Please copy each line of the records below that includes the word "Mast".

INFORMATION GIVEN –
※ ※ ※
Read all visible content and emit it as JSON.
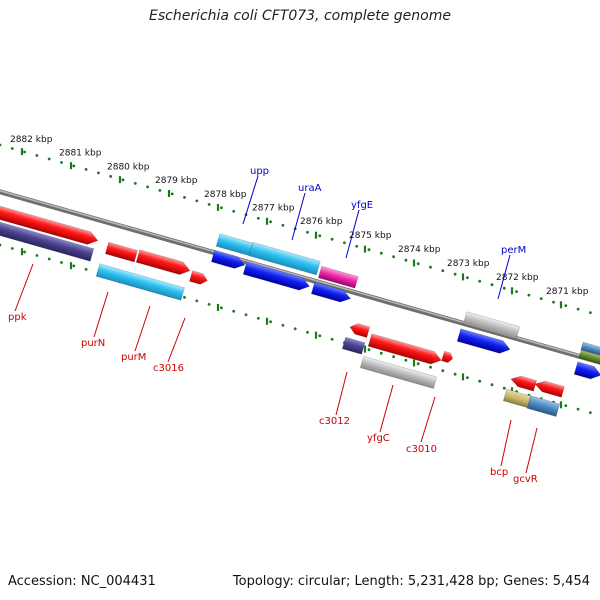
{
  "title": "Escherichia coli CFT073, complete genome",
  "footer": {
    "accession": "Accession: NC_004431",
    "summary": "Topology: circular; Length: 5,231,428 bp; Genes: 5,454"
  },
  "colors": {
    "forward_label": "#0000cc",
    "reverse_label": "#cc0000",
    "tick": "#1a7a1a",
    "backbone": "#8a8a8a"
  },
  "kbp_labels": [
    "2882 kbp",
    "2881 kbp",
    "2880 kbp",
    "2879 kbp",
    "2878 kbp",
    "2877 kbp",
    "2876 kbp",
    "2875 kbp",
    "2874 kbp",
    "2873 kbp",
    "2872 kbp",
    "2871 kbp"
  ],
  "forward_gene_labels": [
    "upp",
    "uraA",
    "yfgE",
    "perM"
  ],
  "reverse_gene_labels": [
    "ppk",
    "purN",
    "purM",
    "c3016",
    "c3012",
    "yfgC",
    "c3010",
    "bcp",
    "gcvR"
  ]
}
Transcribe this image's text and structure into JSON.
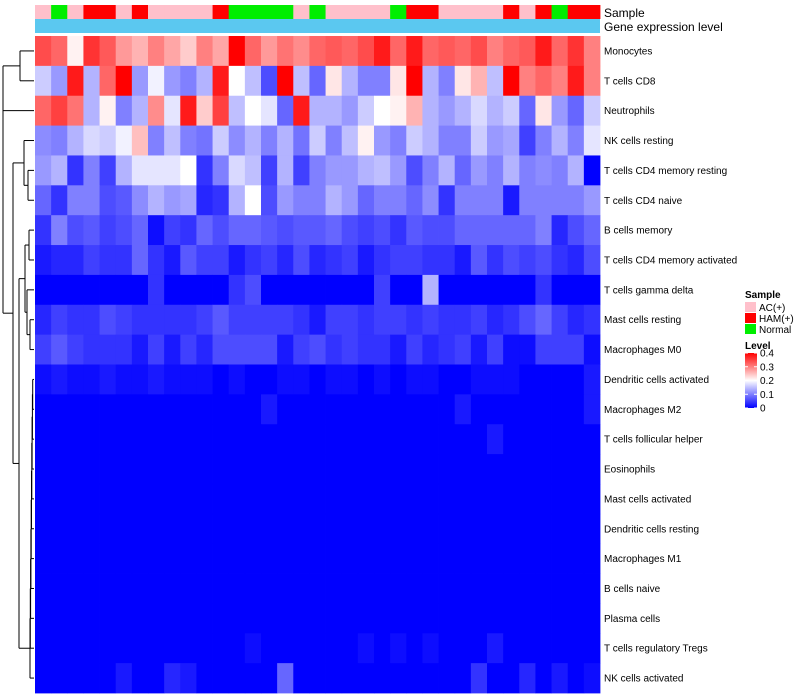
{
  "chart_data": {
    "type": "heatmap",
    "top_annotations": [
      "Sample",
      "Gene expression level"
    ],
    "sample_groups": {
      "AC(+)": "#ffc0cb",
      "HAM(+)": "#ff0000",
      "Normal": "#00ee00"
    },
    "gene_expression_color": "#5bc8f0",
    "samples": [
      "AC(+)",
      "Normal",
      "AC(+)",
      "HAM(+)",
      "HAM(+)",
      "AC(+)",
      "HAM(+)",
      "AC(+)",
      "AC(+)",
      "AC(+)",
      "AC(+)",
      "HAM(+)",
      "Normal",
      "Normal",
      "Normal",
      "Normal",
      "AC(+)",
      "Normal",
      "AC(+)",
      "AC(+)",
      "AC(+)",
      "AC(+)",
      "Normal",
      "HAM(+)",
      "HAM(+)",
      "AC(+)",
      "AC(+)",
      "AC(+)",
      "AC(+)",
      "HAM(+)",
      "AC(+)",
      "HAM(+)",
      "Normal",
      "HAM(+)",
      "HAM(+)"
    ],
    "rows": [
      "Monocytes",
      "T cells CD8",
      "Neutrophils",
      "NK cells resting",
      "T cells CD4 memory resting",
      "T cells CD4 naive",
      "B cells memory",
      "T cells CD4 memory activated",
      "T cells gamma delta",
      "Mast cells resting",
      "Macrophages M0",
      "Dendritic cells activated",
      "Macrophages M2",
      "T cells follicular helper",
      "Eosinophils",
      "Mast cells activated",
      "Dendritic cells resting",
      "Macrophages M1",
      "B cells naive",
      "Plasma cells",
      "T cells regulatory  Tregs",
      "NK cells activated"
    ],
    "values": [
      [
        0.34,
        0.32,
        0.21,
        0.36,
        0.33,
        0.28,
        0.26,
        0.3,
        0.27,
        0.24,
        0.3,
        0.27,
        0.4,
        0.32,
        0.28,
        0.31,
        0.29,
        0.32,
        0.33,
        0.32,
        0.34,
        0.38,
        0.32,
        0.38,
        0.32,
        0.33,
        0.32,
        0.34,
        0.3,
        0.32,
        0.33,
        0.38,
        0.32,
        0.36,
        0.3
      ],
      [
        0.16,
        0.12,
        0.38,
        0.14,
        0.32,
        0.4,
        0.12,
        0.19,
        0.12,
        0.1,
        0.14,
        0.38,
        0.2,
        0.15,
        0.06,
        0.4,
        0.15,
        0.08,
        0.22,
        0.14,
        0.1,
        0.1,
        0.22,
        0.4,
        0.14,
        0.1,
        0.22,
        0.26,
        0.15,
        0.4,
        0.3,
        0.32,
        0.3,
        0.38,
        0.3
      ],
      [
        0.32,
        0.35,
        0.31,
        0.14,
        0.21,
        0.1,
        0.14,
        0.29,
        0.18,
        0.38,
        0.24,
        0.35,
        0.15,
        0.2,
        0.18,
        0.08,
        0.38,
        0.14,
        0.14,
        0.12,
        0.16,
        0.2,
        0.21,
        0.26,
        0.14,
        0.12,
        0.14,
        0.17,
        0.14,
        0.16,
        0.08,
        0.22,
        0.12,
        0.08,
        0.16
      ],
      [
        0.11,
        0.1,
        0.14,
        0.17,
        0.16,
        0.19,
        0.25,
        0.1,
        0.15,
        0.1,
        0.09,
        0.16,
        0.11,
        0.14,
        0.1,
        0.14,
        0.09,
        0.16,
        0.1,
        0.15,
        0.21,
        0.12,
        0.1,
        0.16,
        0.14,
        0.1,
        0.1,
        0.16,
        0.12,
        0.13,
        0.05,
        0.1,
        0.14,
        0.1,
        0.18
      ],
      [
        0.12,
        0.14,
        0.04,
        0.1,
        0.05,
        0.14,
        0.18,
        0.18,
        0.18,
        0.2,
        0.04,
        0.1,
        0.17,
        0.15,
        0.05,
        0.14,
        0.05,
        0.1,
        0.12,
        0.12,
        0.14,
        0.15,
        0.12,
        0.06,
        0.1,
        0.14,
        0.08,
        0.12,
        0.1,
        0.14,
        0.1,
        0.11,
        0.1,
        0.14,
        0.0
      ],
      [
        0.08,
        0.04,
        0.1,
        0.1,
        0.06,
        0.07,
        0.11,
        0.14,
        0.12,
        0.13,
        0.03,
        0.04,
        0.14,
        0.2,
        0.06,
        0.12,
        0.1,
        0.1,
        0.14,
        0.12,
        0.08,
        0.1,
        0.1,
        0.08,
        0.11,
        0.04,
        0.1,
        0.1,
        0.1,
        0.02,
        0.1,
        0.1,
        0.1,
        0.1,
        0.12
      ],
      [
        0.04,
        0.1,
        0.06,
        0.07,
        0.05,
        0.06,
        0.08,
        0.01,
        0.05,
        0.04,
        0.08,
        0.06,
        0.08,
        0.08,
        0.07,
        0.06,
        0.07,
        0.07,
        0.08,
        0.06,
        0.05,
        0.06,
        0.04,
        0.07,
        0.06,
        0.06,
        0.08,
        0.08,
        0.08,
        0.08,
        0.08,
        0.1,
        0.03,
        0.06,
        0.08
      ],
      [
        0.02,
        0.03,
        0.03,
        0.05,
        0.04,
        0.04,
        0.08,
        0.04,
        0.02,
        0.07,
        0.05,
        0.05,
        0.02,
        0.04,
        0.05,
        0.03,
        0.06,
        0.03,
        0.04,
        0.05,
        0.02,
        0.04,
        0.05,
        0.05,
        0.04,
        0.04,
        0.02,
        0.07,
        0.04,
        0.06,
        0.05,
        0.06,
        0.04,
        0.03,
        0.06
      ],
      [
        0.0,
        0.0,
        0.0,
        0.0,
        0.0,
        0.0,
        0.0,
        0.04,
        0.0,
        0.0,
        0.0,
        0.0,
        0.04,
        0.06,
        0.0,
        0.0,
        0.0,
        0.0,
        0.0,
        0.0,
        0.0,
        0.05,
        0.0,
        0.0,
        0.14,
        0.0,
        0.0,
        0.0,
        0.0,
        0.0,
        0.0,
        0.04,
        0.0,
        0.0,
        0.0
      ],
      [
        0.03,
        0.05,
        0.04,
        0.04,
        0.06,
        0.05,
        0.04,
        0.04,
        0.04,
        0.04,
        0.05,
        0.07,
        0.05,
        0.05,
        0.05,
        0.05,
        0.04,
        0.02,
        0.05,
        0.05,
        0.04,
        0.05,
        0.05,
        0.04,
        0.05,
        0.04,
        0.04,
        0.05,
        0.03,
        0.04,
        0.06,
        0.08,
        0.05,
        0.03,
        0.04
      ],
      [
        0.05,
        0.07,
        0.05,
        0.04,
        0.04,
        0.04,
        0.02,
        0.05,
        0.02,
        0.05,
        0.03,
        0.06,
        0.06,
        0.06,
        0.06,
        0.02,
        0.05,
        0.06,
        0.04,
        0.05,
        0.04,
        0.04,
        0.02,
        0.05,
        0.03,
        0.04,
        0.05,
        0.02,
        0.05,
        0.01,
        0.01,
        0.05,
        0.05,
        0.05,
        0.01
      ],
      [
        0.01,
        0.02,
        0.01,
        0.01,
        0.02,
        0.01,
        0.01,
        0.02,
        0.01,
        0.01,
        0.01,
        0.0,
        0.01,
        0.0,
        0.0,
        0.01,
        0.01,
        0.0,
        0.01,
        0.01,
        0.0,
        0.01,
        0.0,
        0.01,
        0.01,
        0.0,
        0.0,
        0.01,
        0.01,
        0.01,
        0.0,
        0.0,
        0.0,
        0.0,
        0.02
      ],
      [
        0.0,
        0.0,
        0.0,
        0.0,
        0.0,
        0.0,
        0.0,
        0.0,
        0.0,
        0.0,
        0.0,
        0.0,
        0.0,
        0.0,
        0.02,
        0.0,
        0.0,
        0.0,
        0.0,
        0.0,
        0.0,
        0.0,
        0.0,
        0.0,
        0.0,
        0.0,
        0.02,
        0.0,
        0.0,
        0.0,
        0.0,
        0.0,
        0.0,
        0.0,
        0.02
      ],
      [
        0.0,
        0.0,
        0.0,
        0.0,
        0.0,
        0.0,
        0.0,
        0.0,
        0.0,
        0.0,
        0.0,
        0.0,
        0.0,
        0.0,
        0.0,
        0.0,
        0.0,
        0.0,
        0.0,
        0.0,
        0.0,
        0.0,
        0.0,
        0.0,
        0.0,
        0.0,
        0.0,
        0.0,
        0.02,
        0.0,
        0.0,
        0.0,
        0.0,
        0.0,
        0.0
      ],
      [
        0.0,
        0.0,
        0.0,
        0.0,
        0.0,
        0.0,
        0.0,
        0.0,
        0.0,
        0.0,
        0.0,
        0.0,
        0.0,
        0.0,
        0.0,
        0.0,
        0.0,
        0.0,
        0.0,
        0.0,
        0.0,
        0.0,
        0.0,
        0.0,
        0.0,
        0.0,
        0.0,
        0.0,
        0.0,
        0.0,
        0.0,
        0.0,
        0.0,
        0.0,
        0.0
      ],
      [
        0.0,
        0.0,
        0.0,
        0.0,
        0.0,
        0.0,
        0.0,
        0.0,
        0.0,
        0.0,
        0.0,
        0.0,
        0.0,
        0.0,
        0.0,
        0.0,
        0.0,
        0.0,
        0.0,
        0.0,
        0.0,
        0.0,
        0.0,
        0.0,
        0.0,
        0.0,
        0.0,
        0.0,
        0.0,
        0.0,
        0.0,
        0.0,
        0.0,
        0.0,
        0.0
      ],
      [
        0.0,
        0.0,
        0.0,
        0.0,
        0.0,
        0.0,
        0.0,
        0.0,
        0.0,
        0.0,
        0.0,
        0.0,
        0.0,
        0.0,
        0.0,
        0.0,
        0.0,
        0.0,
        0.0,
        0.0,
        0.0,
        0.0,
        0.0,
        0.0,
        0.0,
        0.0,
        0.0,
        0.0,
        0.0,
        0.0,
        0.0,
        0.0,
        0.0,
        0.0,
        0.0
      ],
      [
        0.0,
        0.0,
        0.0,
        0.0,
        0.0,
        0.0,
        0.0,
        0.0,
        0.0,
        0.0,
        0.0,
        0.0,
        0.0,
        0.0,
        0.0,
        0.0,
        0.0,
        0.0,
        0.0,
        0.0,
        0.0,
        0.0,
        0.0,
        0.0,
        0.0,
        0.0,
        0.0,
        0.0,
        0.0,
        0.0,
        0.0,
        0.0,
        0.0,
        0.0,
        0.0
      ],
      [
        0.0,
        0.0,
        0.0,
        0.0,
        0.0,
        0.0,
        0.0,
        0.0,
        0.0,
        0.0,
        0.0,
        0.0,
        0.0,
        0.0,
        0.0,
        0.0,
        0.0,
        0.0,
        0.0,
        0.0,
        0.0,
        0.0,
        0.0,
        0.0,
        0.0,
        0.0,
        0.0,
        0.0,
        0.0,
        0.0,
        0.0,
        0.0,
        0.0,
        0.0,
        0.0
      ],
      [
        0.0,
        0.0,
        0.0,
        0.0,
        0.0,
        0.0,
        0.0,
        0.0,
        0.0,
        0.0,
        0.0,
        0.0,
        0.0,
        0.0,
        0.0,
        0.0,
        0.0,
        0.0,
        0.0,
        0.0,
        0.0,
        0.0,
        0.0,
        0.0,
        0.0,
        0.0,
        0.0,
        0.0,
        0.0,
        0.0,
        0.0,
        0.0,
        0.0,
        0.0,
        0.0
      ],
      [
        0.0,
        0.0,
        0.0,
        0.0,
        0.0,
        0.0,
        0.0,
        0.0,
        0.0,
        0.0,
        0.0,
        0.0,
        0.0,
        0.01,
        0.0,
        0.0,
        0.0,
        0.0,
        0.0,
        0.0,
        0.01,
        0.0,
        0.01,
        0.0,
        0.01,
        0.0,
        0.0,
        0.0,
        0.02,
        0.0,
        0.0,
        0.0,
        0.0,
        0.0,
        0.0
      ],
      [
        0.0,
        0.0,
        0.0,
        0.0,
        0.0,
        0.02,
        0.0,
        0.0,
        0.03,
        0.02,
        0.0,
        0.0,
        0.0,
        0.0,
        0.0,
        0.08,
        0.0,
        0.0,
        0.0,
        0.0,
        0.0,
        0.0,
        0.0,
        0.0,
        0.0,
        0.0,
        0.0,
        0.04,
        0.0,
        0.0,
        0.03,
        0.0,
        0.02,
        0.0,
        0.01
      ]
    ],
    "color_scale": {
      "low": "#0000ff",
      "mid": "#ffffff",
      "high": "#ff0000",
      "domain": [
        0,
        0.2,
        0.4
      ]
    },
    "legend": {
      "sample_title": "Sample",
      "sample_entries": [
        "AC(+)",
        "HAM(+)",
        "Normal"
      ],
      "level_title": "Level",
      "level_ticks": [
        "0.4",
        "0.3",
        "0.2",
        "0.1",
        "0"
      ],
      "level_tick_values": [
        0.4,
        0.3,
        0.2,
        0.1,
        0
      ]
    }
  }
}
※ ※ ※
RESULT –
      "Mast cells resting",
      "Mast cells activated",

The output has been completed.